The request> Give a verbatim quotation of every record.

Collected data entries>
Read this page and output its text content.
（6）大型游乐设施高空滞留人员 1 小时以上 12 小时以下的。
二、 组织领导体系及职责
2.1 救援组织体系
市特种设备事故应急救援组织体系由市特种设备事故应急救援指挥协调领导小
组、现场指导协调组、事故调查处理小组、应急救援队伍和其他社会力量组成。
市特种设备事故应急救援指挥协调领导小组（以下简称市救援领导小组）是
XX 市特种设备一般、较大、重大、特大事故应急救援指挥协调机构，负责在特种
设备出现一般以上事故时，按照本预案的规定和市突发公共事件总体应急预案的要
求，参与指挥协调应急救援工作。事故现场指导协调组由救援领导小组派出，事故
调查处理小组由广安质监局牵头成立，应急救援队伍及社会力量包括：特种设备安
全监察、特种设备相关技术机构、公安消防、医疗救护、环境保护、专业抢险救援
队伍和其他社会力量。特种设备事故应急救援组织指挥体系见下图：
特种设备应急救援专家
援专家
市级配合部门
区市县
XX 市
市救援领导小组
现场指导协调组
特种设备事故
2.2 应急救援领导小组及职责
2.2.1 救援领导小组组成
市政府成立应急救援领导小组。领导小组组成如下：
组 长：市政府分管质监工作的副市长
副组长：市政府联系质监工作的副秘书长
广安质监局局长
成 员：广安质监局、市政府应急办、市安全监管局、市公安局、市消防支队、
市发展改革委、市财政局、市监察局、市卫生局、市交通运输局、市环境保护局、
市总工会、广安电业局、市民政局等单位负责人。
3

Full output>
Read this page and output its text content.
（6）大型游乐设施高空滞留人员 1 小时以上 12 小时以下的。
二、 组织领导体系及职责
2.1 救援组织体系
市特种设备事故应急救援组织体系由市特种设备事故应急救援指挥协调领导小
组、现场指导协调组、事故调查处理小组、应急救援队伍和其他社会力量组成。
市特种设备事故应急救援指挥协调领导小组（以下简称市救援领导小组）是
XX 市特种设备一般、较大、重大、特大事故应急救援指挥协调机构，负责在特种
设备出现一般以上事故时，按照本预案的规定和市突发公共事件总体应急预案的要
求，参与指挥协调应急救援工作。事故现场指导协调组由救援领导小组派出，事故
调查处理小组由广安质监局牵头成立，应急救援队伍及社会力量包括：特种设备安
全监察、特种设备相关技术机构、公安消防、医疗救护、环境保护、专业抢险救援
队伍和其他社会力量。特种设备事故应急救援组织指挥体系见下图：
特种设备应急救援专家
援专家
市级配合部门
区市县
XX 市
市救援领导小组
现场指导协调组
特种设备事故
2.2 应急救援领导小组及职责
2.2.1 救援领导小组组成
市政府成立应急救援领导小组。领导小组组成如下：
组 长：市政府分管质监工作的副市长
副组长：市政府联系质监工作的副秘书长
广安质监局局长
成 员：广安质监局、市政府应急办、市安全监管局、市公安局、市消防支队、
市发展改革委、市财政局、市监察局、市卫生局、市交通运输局、市环境保护局、
市总工会、广安电业局、市民政局等单位负责人。
3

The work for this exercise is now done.